--- start of Data for the task ---

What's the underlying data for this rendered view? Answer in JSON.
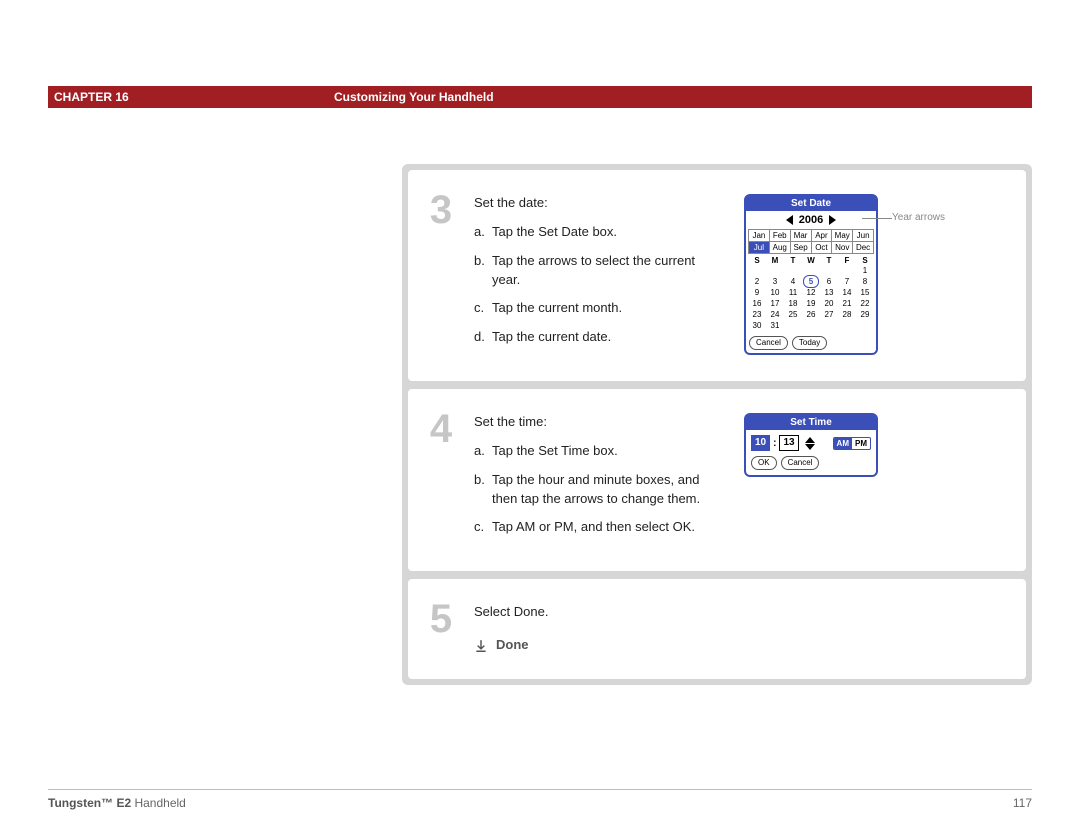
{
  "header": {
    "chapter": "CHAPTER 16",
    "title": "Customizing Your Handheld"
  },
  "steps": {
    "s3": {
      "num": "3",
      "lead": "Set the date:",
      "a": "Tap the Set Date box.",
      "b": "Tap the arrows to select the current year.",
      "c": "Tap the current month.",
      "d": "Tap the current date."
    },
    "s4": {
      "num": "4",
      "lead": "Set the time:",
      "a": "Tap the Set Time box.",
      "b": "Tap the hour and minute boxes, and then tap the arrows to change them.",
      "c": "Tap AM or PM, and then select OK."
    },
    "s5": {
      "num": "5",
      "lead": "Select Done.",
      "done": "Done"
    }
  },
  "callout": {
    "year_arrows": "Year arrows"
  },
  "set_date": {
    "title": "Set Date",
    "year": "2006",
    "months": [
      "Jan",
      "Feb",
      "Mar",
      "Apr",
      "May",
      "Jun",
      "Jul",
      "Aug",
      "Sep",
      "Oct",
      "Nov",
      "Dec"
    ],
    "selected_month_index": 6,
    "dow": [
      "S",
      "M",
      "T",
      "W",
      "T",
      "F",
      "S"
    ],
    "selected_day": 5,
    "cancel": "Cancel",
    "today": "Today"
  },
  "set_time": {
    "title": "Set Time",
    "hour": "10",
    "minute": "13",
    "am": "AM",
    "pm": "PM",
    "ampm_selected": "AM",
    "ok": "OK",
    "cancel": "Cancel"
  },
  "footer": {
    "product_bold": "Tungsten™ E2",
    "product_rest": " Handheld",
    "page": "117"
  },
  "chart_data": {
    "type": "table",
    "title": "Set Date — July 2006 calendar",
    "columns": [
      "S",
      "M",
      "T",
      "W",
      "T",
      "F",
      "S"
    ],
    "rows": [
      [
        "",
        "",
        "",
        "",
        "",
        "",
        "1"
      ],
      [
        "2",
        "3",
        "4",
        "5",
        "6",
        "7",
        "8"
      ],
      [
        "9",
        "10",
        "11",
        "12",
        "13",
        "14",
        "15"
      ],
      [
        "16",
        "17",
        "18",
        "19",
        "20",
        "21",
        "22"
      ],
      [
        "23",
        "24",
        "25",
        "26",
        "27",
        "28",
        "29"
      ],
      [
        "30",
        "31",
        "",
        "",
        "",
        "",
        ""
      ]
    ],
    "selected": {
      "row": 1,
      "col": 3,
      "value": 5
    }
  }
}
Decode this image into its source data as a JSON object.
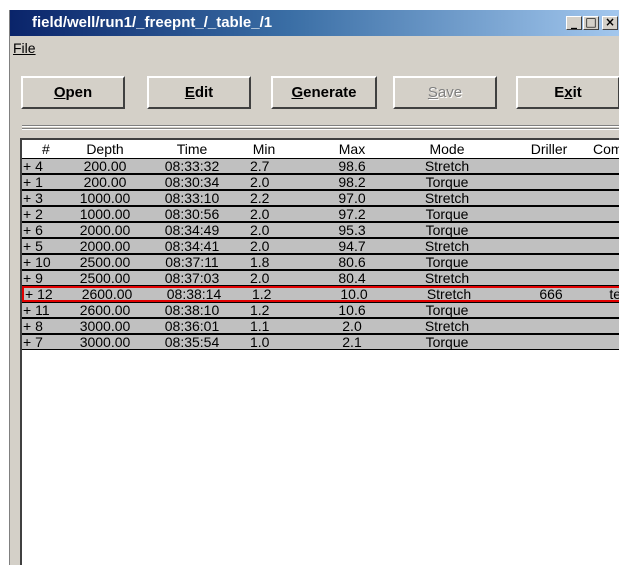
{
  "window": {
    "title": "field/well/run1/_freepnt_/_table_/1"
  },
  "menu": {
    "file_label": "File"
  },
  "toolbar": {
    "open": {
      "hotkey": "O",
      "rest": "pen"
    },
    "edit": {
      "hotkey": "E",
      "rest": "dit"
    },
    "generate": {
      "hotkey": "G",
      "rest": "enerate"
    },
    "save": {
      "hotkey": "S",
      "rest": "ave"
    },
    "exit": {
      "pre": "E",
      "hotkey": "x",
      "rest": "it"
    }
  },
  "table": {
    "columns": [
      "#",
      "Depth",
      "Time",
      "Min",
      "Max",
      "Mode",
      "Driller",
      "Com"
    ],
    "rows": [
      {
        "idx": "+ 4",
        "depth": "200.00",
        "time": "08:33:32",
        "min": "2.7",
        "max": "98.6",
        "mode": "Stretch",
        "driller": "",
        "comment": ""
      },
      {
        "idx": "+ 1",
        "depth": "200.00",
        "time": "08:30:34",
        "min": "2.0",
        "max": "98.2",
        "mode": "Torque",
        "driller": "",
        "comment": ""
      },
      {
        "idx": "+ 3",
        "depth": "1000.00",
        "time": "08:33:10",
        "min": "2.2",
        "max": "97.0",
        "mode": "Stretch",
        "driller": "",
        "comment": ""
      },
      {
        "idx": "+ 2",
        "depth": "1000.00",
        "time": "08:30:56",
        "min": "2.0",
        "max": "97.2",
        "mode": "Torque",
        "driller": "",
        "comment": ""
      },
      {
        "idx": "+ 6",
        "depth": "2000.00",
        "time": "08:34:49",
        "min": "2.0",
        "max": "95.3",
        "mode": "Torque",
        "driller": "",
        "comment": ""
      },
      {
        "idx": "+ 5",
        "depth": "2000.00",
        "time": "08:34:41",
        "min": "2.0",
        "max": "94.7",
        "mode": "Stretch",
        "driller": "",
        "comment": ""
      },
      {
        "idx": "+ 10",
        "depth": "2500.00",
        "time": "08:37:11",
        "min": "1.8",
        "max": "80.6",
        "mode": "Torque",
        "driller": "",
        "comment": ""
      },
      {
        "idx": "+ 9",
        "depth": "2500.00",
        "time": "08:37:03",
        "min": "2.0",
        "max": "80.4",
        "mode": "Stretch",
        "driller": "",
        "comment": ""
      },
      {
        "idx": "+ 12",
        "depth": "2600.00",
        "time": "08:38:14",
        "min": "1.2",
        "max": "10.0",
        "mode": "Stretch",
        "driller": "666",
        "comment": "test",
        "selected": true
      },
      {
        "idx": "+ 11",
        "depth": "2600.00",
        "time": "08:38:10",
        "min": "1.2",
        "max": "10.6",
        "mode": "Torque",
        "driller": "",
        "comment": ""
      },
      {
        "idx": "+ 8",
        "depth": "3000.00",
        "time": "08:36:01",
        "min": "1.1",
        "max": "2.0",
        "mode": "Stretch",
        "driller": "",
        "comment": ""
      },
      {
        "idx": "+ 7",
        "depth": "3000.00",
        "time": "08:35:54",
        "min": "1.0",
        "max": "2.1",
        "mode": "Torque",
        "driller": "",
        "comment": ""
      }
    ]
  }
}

--- end of Data for the task ---

» **Your instructions**: Each line above is to be copied verbatim. Drop any image from the copy.

» **Exercise response**:
What's the underlying data for this rendered view? Answer in JSON.
{
  "header": {
    "chapter": "CHAPTER 16",
    "title": "Customizing Your Handheld"
  },
  "steps": {
    "s3": {
      "num": "3",
      "lead": "Set the date:",
      "a": "Tap the Set Date box.",
      "b": "Tap the arrows to select the current year.",
      "c": "Tap the current month.",
      "d": "Tap the current date."
    },
    "s4": {
      "num": "4",
      "lead": "Set the time:",
      "a": "Tap the Set Time box.",
      "b": "Tap the hour and minute boxes, and then tap the arrows to change them.",
      "c": "Tap AM or PM, and then select OK."
    },
    "s5": {
      "num": "5",
      "lead": "Select Done.",
      "done": "Done"
    }
  },
  "callout": {
    "year_arrows": "Year arrows"
  },
  "set_date": {
    "title": "Set Date",
    "year": "2006",
    "months": [
      "Jan",
      "Feb",
      "Mar",
      "Apr",
      "May",
      "Jun",
      "Jul",
      "Aug",
      "Sep",
      "Oct",
      "Nov",
      "Dec"
    ],
    "selected_month_index": 6,
    "dow": [
      "S",
      "M",
      "T",
      "W",
      "T",
      "F",
      "S"
    ],
    "selected_day": 5,
    "cancel": "Cancel",
    "today": "Today"
  },
  "set_time": {
    "title": "Set Time",
    "hour": "10",
    "minute": "13",
    "am": "AM",
    "pm": "PM",
    "ampm_selected": "AM",
    "ok": "OK",
    "cancel": "Cancel"
  },
  "footer": {
    "product_bold": "Tungsten™ E2",
    "product_rest": " Handheld",
    "page": "117"
  },
  "chart_data": {
    "type": "table",
    "title": "Set Date — July 2006 calendar",
    "columns": [
      "S",
      "M",
      "T",
      "W",
      "T",
      "F",
      "S"
    ],
    "rows": [
      [
        "",
        "",
        "",
        "",
        "",
        "",
        "1"
      ],
      [
        "2",
        "3",
        "4",
        "5",
        "6",
        "7",
        "8"
      ],
      [
        "9",
        "10",
        "11",
        "12",
        "13",
        "14",
        "15"
      ],
      [
        "16",
        "17",
        "18",
        "19",
        "20",
        "21",
        "22"
      ],
      [
        "23",
        "24",
        "25",
        "26",
        "27",
        "28",
        "29"
      ],
      [
        "30",
        "31",
        "",
        "",
        "",
        "",
        ""
      ]
    ],
    "selected": {
      "row": 1,
      "col": 3,
      "value": 5
    }
  }
}
Decode this image into its source data as a JSON object.
{
  "window": {
    "title": "field/well/run1/_freepnt_/_table_/1"
  },
  "menu": {
    "file_label": "File"
  },
  "toolbar": {
    "open": {
      "hotkey": "O",
      "rest": "pen"
    },
    "edit": {
      "hotkey": "E",
      "rest": "dit"
    },
    "generate": {
      "hotkey": "G",
      "rest": "enerate"
    },
    "save": {
      "hotkey": "S",
      "rest": "ave"
    },
    "exit": {
      "pre": "E",
      "hotkey": "x",
      "rest": "it"
    }
  },
  "table": {
    "columns": [
      "#",
      "Depth",
      "Time",
      "Min",
      "Max",
      "Mode",
      "Driller",
      "Com"
    ],
    "rows": [
      {
        "idx": "+ 4",
        "depth": "200.00",
        "time": "08:33:32",
        "min": "2.7",
        "max": "98.6",
        "mode": "Stretch",
        "driller": "",
        "comment": ""
      },
      {
        "idx": "+ 1",
        "depth": "200.00",
        "time": "08:30:34",
        "min": "2.0",
        "max": "98.2",
        "mode": "Torque",
        "driller": "",
        "comment": ""
      },
      {
        "idx": "+ 3",
        "depth": "1000.00",
        "time": "08:33:10",
        "min": "2.2",
        "max": "97.0",
        "mode": "Stretch",
        "driller": "",
        "comment": ""
      },
      {
        "idx": "+ 2",
        "depth": "1000.00",
        "time": "08:30:56",
        "min": "2.0",
        "max": "97.2",
        "mode": "Torque",
        "driller": "",
        "comment": ""
      },
      {
        "idx": "+ 6",
        "depth": "2000.00",
        "time": "08:34:49",
        "min": "2.0",
        "max": "95.3",
        "mode": "Torque",
        "driller": "",
        "comment": ""
      },
      {
        "idx": "+ 5",
        "depth": "2000.00",
        "time": "08:34:41",
        "min": "2.0",
        "max": "94.7",
        "mode": "Stretch",
        "driller": "",
        "comment": ""
      },
      {
        "idx": "+ 10",
        "depth": "2500.00",
        "time": "08:37:11",
        "min": "1.8",
        "max": "80.6",
        "mode": "Torque",
        "driller": "",
        "comment": ""
      },
      {
        "idx": "+ 9",
        "depth": "2500.00",
        "time": "08:37:03",
        "min": "2.0",
        "max": "80.4",
        "mode": "Stretch",
        "driller": "",
        "comment": ""
      },
      {
        "idx": "+ 12",
        "depth": "2600.00",
        "time": "08:38:14",
        "min": "1.2",
        "max": "10.0",
        "mode": "Stretch",
        "driller": "666",
        "comment": "test",
        "selected": true
      },
      {
        "idx": "+ 11",
        "depth": "2600.00",
        "time": "08:38:10",
        "min": "1.2",
        "max": "10.6",
        "mode": "Torque",
        "driller": "",
        "comment": ""
      },
      {
        "idx": "+ 8",
        "depth": "3000.00",
        "time": "08:36:01",
        "min": "1.1",
        "max": "2.0",
        "mode": "Stretch",
        "driller": "",
        "comment": ""
      },
      {
        "idx": "+ 7",
        "depth": "3000.00",
        "time": "08:35:54",
        "min": "1.0",
        "max": "2.1",
        "mode": "Torque",
        "driller": "",
        "comment": ""
      }
    ]
  }
}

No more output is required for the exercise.